Directive: Could you repeat the records below exactly, leaving out any pictures?

[Figure contents as structured data]
┌──
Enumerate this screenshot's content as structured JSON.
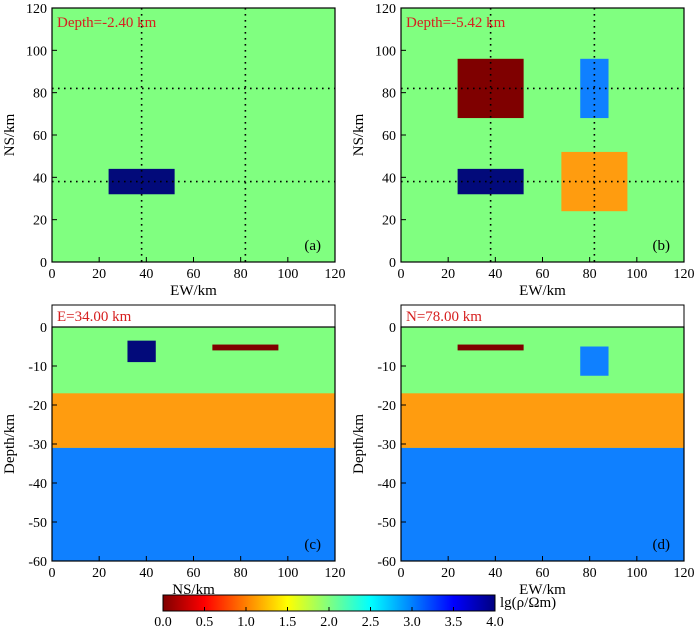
{
  "colors": {
    "background": "#80ff80",
    "frame": "#000000",
    "label_red": "#d62020"
  },
  "chart_data": [
    {
      "id": "a",
      "type": "heatmap",
      "panel_label": "(a)",
      "title": "Depth=-2.40 km",
      "xlabel": "EW/km",
      "ylabel": "NS/km",
      "xlim": [
        0,
        120
      ],
      "ylim": [
        0,
        120
      ],
      "xticks": [
        0,
        20,
        40,
        60,
        80,
        100,
        120
      ],
      "yticks": [
        0,
        20,
        40,
        60,
        80,
        100,
        120
      ],
      "background_value": 2.0,
      "background_color": "#80ff80",
      "grid_x": [
        38,
        82
      ],
      "grid_y": [
        38,
        82
      ],
      "blocks": [
        {
          "name": "blue-block",
          "x": [
            24,
            52
          ],
          "y": [
            32,
            44
          ],
          "value": 4.0,
          "color": "#020a7a"
        }
      ]
    },
    {
      "id": "b",
      "type": "heatmap",
      "panel_label": "(b)",
      "title": "Depth=-5.42 km",
      "xlabel": "EW/km",
      "ylabel": "NS/km",
      "xlim": [
        0,
        120
      ],
      "ylim": [
        0,
        120
      ],
      "xticks": [
        0,
        20,
        40,
        60,
        80,
        100,
        120
      ],
      "yticks": [
        0,
        20,
        40,
        60,
        80,
        100,
        120
      ],
      "background_value": 2.0,
      "background_color": "#80ff80",
      "grid_x": [
        38,
        82
      ],
      "grid_y": [
        38,
        82
      ],
      "blocks": [
        {
          "name": "darkred-block",
          "x": [
            24,
            52
          ],
          "y": [
            68,
            96
          ],
          "value": 0.0,
          "color": "#7f0000"
        },
        {
          "name": "lightblue-block",
          "x": [
            76,
            88
          ],
          "y": [
            68,
            96
          ],
          "value": 3.0,
          "color": "#0f80ff"
        },
        {
          "name": "navy-block",
          "x": [
            24,
            52
          ],
          "y": [
            32,
            44
          ],
          "value": 4.0,
          "color": "#020a7a"
        },
        {
          "name": "orange-block",
          "x": [
            68,
            96
          ],
          "y": [
            24,
            52
          ],
          "value": 1.0,
          "color": "#ff9c0f"
        }
      ]
    },
    {
      "id": "c",
      "type": "heatmap",
      "panel_label": "(c)",
      "title": "E=34.00 km",
      "xlabel": "NS/km",
      "ylabel": "Depth/km",
      "xlim": [
        0,
        120
      ],
      "ylim": [
        -60,
        0
      ],
      "xticks": [
        0,
        20,
        40,
        60,
        80,
        100,
        120
      ],
      "yticks": [
        0,
        -10,
        -20,
        -30,
        -40,
        -50,
        -60
      ],
      "background_value": 2.0,
      "background_color": "#80ff80",
      "grid_x": [],
      "grid_y": [],
      "blocks": [
        {
          "name": "orange-layer",
          "x": [
            0,
            120
          ],
          "y": [
            -31,
            -17
          ],
          "value": 1.0,
          "color": "#ff9c0f"
        },
        {
          "name": "blue-layer",
          "x": [
            0,
            120
          ],
          "y": [
            -60,
            -31
          ],
          "value": 3.0,
          "color": "#0f80ff"
        },
        {
          "name": "navy-block",
          "x": [
            32,
            44
          ],
          "y": [
            -9,
            -3.5
          ],
          "value": 4.0,
          "color": "#020a7a"
        },
        {
          "name": "darkred-block",
          "x": [
            68,
            96
          ],
          "y": [
            -6,
            -4.5
          ],
          "value": 0.0,
          "color": "#7f0000"
        }
      ]
    },
    {
      "id": "d",
      "type": "heatmap",
      "panel_label": "(d)",
      "title": "N=78.00 km",
      "xlabel": "EW/km",
      "ylabel": "Depth/km",
      "xlim": [
        0,
        120
      ],
      "ylim": [
        -60,
        0
      ],
      "xticks": [
        0,
        20,
        40,
        60,
        80,
        100,
        120
      ],
      "yticks": [
        0,
        -10,
        -20,
        -30,
        -40,
        -50,
        -60
      ],
      "background_value": 2.0,
      "background_color": "#80ff80",
      "grid_x": [],
      "grid_y": [],
      "blocks": [
        {
          "name": "orange-layer",
          "x": [
            0,
            120
          ],
          "y": [
            -31,
            -17
          ],
          "value": 1.0,
          "color": "#ff9c0f"
        },
        {
          "name": "blue-layer",
          "x": [
            0,
            120
          ],
          "y": [
            -60,
            -31
          ],
          "value": 3.0,
          "color": "#0f80ff"
        },
        {
          "name": "darkred-block",
          "x": [
            24,
            52
          ],
          "y": [
            -6,
            -4.5
          ],
          "value": 0.0,
          "color": "#7f0000"
        },
        {
          "name": "lightblue-block",
          "x": [
            76,
            88
          ],
          "y": [
            -12.5,
            -5
          ],
          "value": 3.0,
          "color": "#0f80ff"
        }
      ]
    }
  ],
  "colorbar": {
    "label": "lg(ρ/Ωm)",
    "range": [
      0.0,
      4.0
    ],
    "ticks": [
      "0.0",
      "0.5",
      "1.0",
      "1.5",
      "2.0",
      "2.5",
      "3.0",
      "3.5",
      "4.0"
    ],
    "stops": [
      "#7f0000",
      "#ff0000",
      "#ff8000",
      "#ffff00",
      "#80ff80",
      "#00ffff",
      "#0080ff",
      "#0000ff",
      "#00007f"
    ]
  }
}
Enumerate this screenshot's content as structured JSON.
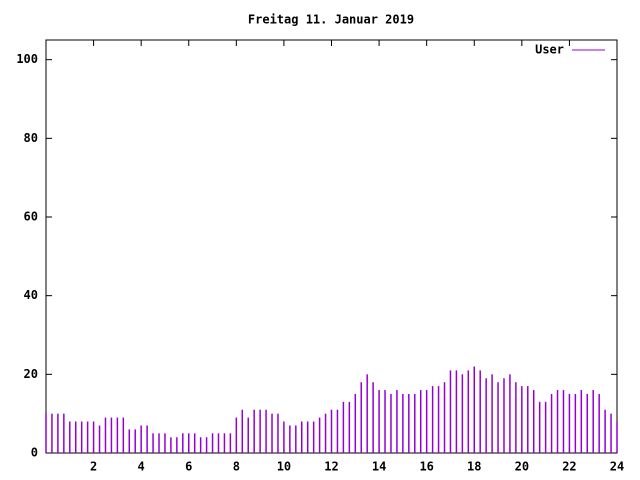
└──
The response:
Enumerate this screenshot's content as structured JSON.
{
  "colors": {
    "background": "#80ff80",
    "frame": "#000000",
    "label_red": "#d62020"
  },
  "chart_data": [
    {
      "id": "a",
      "type": "heatmap",
      "panel_label": "(a)",
      "title": "Depth=-2.40 km",
      "xlabel": "EW/km",
      "ylabel": "NS/km",
      "xlim": [
        0,
        120
      ],
      "ylim": [
        0,
        120
      ],
      "xticks": [
        0,
        20,
        40,
        60,
        80,
        100,
        120
      ],
      "yticks": [
        0,
        20,
        40,
        60,
        80,
        100,
        120
      ],
      "background_value": 2.0,
      "background_color": "#80ff80",
      "grid_x": [
        38,
        82
      ],
      "grid_y": [
        38,
        82
      ],
      "blocks": [
        {
          "name": "blue-block",
          "x": [
            24,
            52
          ],
          "y": [
            32,
            44
          ],
          "value": 4.0,
          "color": "#020a7a"
        }
      ]
    },
    {
      "id": "b",
      "type": "heatmap",
      "panel_label": "(b)",
      "title": "Depth=-5.42 km",
      "xlabel": "EW/km",
      "ylabel": "NS/km",
      "xlim": [
        0,
        120
      ],
      "ylim": [
        0,
        120
      ],
      "xticks": [
        0,
        20,
        40,
        60,
        80,
        100,
        120
      ],
      "yticks": [
        0,
        20,
        40,
        60,
        80,
        100,
        120
      ],
      "background_value": 2.0,
      "background_color": "#80ff80",
      "grid_x": [
        38,
        82
      ],
      "grid_y": [
        38,
        82
      ],
      "blocks": [
        {
          "name": "darkred-block",
          "x": [
            24,
            52
          ],
          "y": [
            68,
            96
          ],
          "value": 0.0,
          "color": "#7f0000"
        },
        {
          "name": "lightblue-block",
          "x": [
            76,
            88
          ],
          "y": [
            68,
            96
          ],
          "value": 3.0,
          "color": "#0f80ff"
        },
        {
          "name": "navy-block",
          "x": [
            24,
            52
          ],
          "y": [
            32,
            44
          ],
          "value": 4.0,
          "color": "#020a7a"
        },
        {
          "name": "orange-block",
          "x": [
            68,
            96
          ],
          "y": [
            24,
            52
          ],
          "value": 1.0,
          "color": "#ff9c0f"
        }
      ]
    },
    {
      "id": "c",
      "type": "heatmap",
      "panel_label": "(c)",
      "title": "E=34.00 km",
      "xlabel": "NS/km",
      "ylabel": "Depth/km",
      "xlim": [
        0,
        120
      ],
      "ylim": [
        -60,
        0
      ],
      "xticks": [
        0,
        20,
        40,
        60,
        80,
        100,
        120
      ],
      "yticks": [
        0,
        -10,
        -20,
        -30,
        -40,
        -50,
        -60
      ],
      "background_value": 2.0,
      "background_color": "#80ff80",
      "grid_x": [],
      "grid_y": [],
      "blocks": [
        {
          "name": "orange-layer",
          "x": [
            0,
            120
          ],
          "y": [
            -31,
            -17
          ],
          "value": 1.0,
          "color": "#ff9c0f"
        },
        {
          "name": "blue-layer",
          "x": [
            0,
            120
          ],
          "y": [
            -60,
            -31
          ],
          "value": 3.0,
          "color": "#0f80ff"
        },
        {
          "name": "navy-block",
          "x": [
            32,
            44
          ],
          "y": [
            -9,
            -3.5
          ],
          "value": 4.0,
          "color": "#020a7a"
        },
        {
          "name": "darkred-block",
          "x": [
            68,
            96
          ],
          "y": [
            -6,
            -4.5
          ],
          "value": 0.0,
          "color": "#7f0000"
        }
      ]
    },
    {
      "id": "d",
      "type": "heatmap",
      "panel_label": "(d)",
      "title": "N=78.00 km",
      "xlabel": "EW/km",
      "ylabel": "Depth/km",
      "xlim": [
        0,
        120
      ],
      "ylim": [
        -60,
        0
      ],
      "xticks": [
        0,
        20,
        40,
        60,
        80,
        100,
        120
      ],
      "yticks": [
        0,
        -10,
        -20,
        -30,
        -40,
        -50,
        -60
      ],
      "background_value": 2.0,
      "background_color": "#80ff80",
      "grid_x": [],
      "grid_y": [],
      "blocks": [
        {
          "name": "orange-layer",
          "x": [
            0,
            120
          ],
          "y": [
            -31,
            -17
          ],
          "value": 1.0,
          "color": "#ff9c0f"
        },
        {
          "name": "blue-layer",
          "x": [
            0,
            120
          ],
          "y": [
            -60,
            -31
          ],
          "value": 3.0,
          "color": "#0f80ff"
        },
        {
          "name": "darkred-block",
          "x": [
            24,
            52
          ],
          "y": [
            -6,
            -4.5
          ],
          "value": 0.0,
          "color": "#7f0000"
        },
        {
          "name": "lightblue-block",
          "x": [
            76,
            88
          ],
          "y": [
            -12.5,
            -5
          ],
          "value": 3.0,
          "color": "#0f80ff"
        }
      ]
    }
  ],
  "colorbar": {
    "label": "lg(ρ/Ωm)",
    "range": [
      0.0,
      4.0
    ],
    "ticks": [
      "0.0",
      "0.5",
      "1.0",
      "1.5",
      "2.0",
      "2.5",
      "3.0",
      "3.5",
      "4.0"
    ],
    "stops": [
      "#7f0000",
      "#ff0000",
      "#ff8000",
      "#ffff00",
      "#80ff80",
      "#00ffff",
      "#0080ff",
      "#0000ff",
      "#00007f"
    ]
  }
}
Enumerate this screenshot's content as structured JSON.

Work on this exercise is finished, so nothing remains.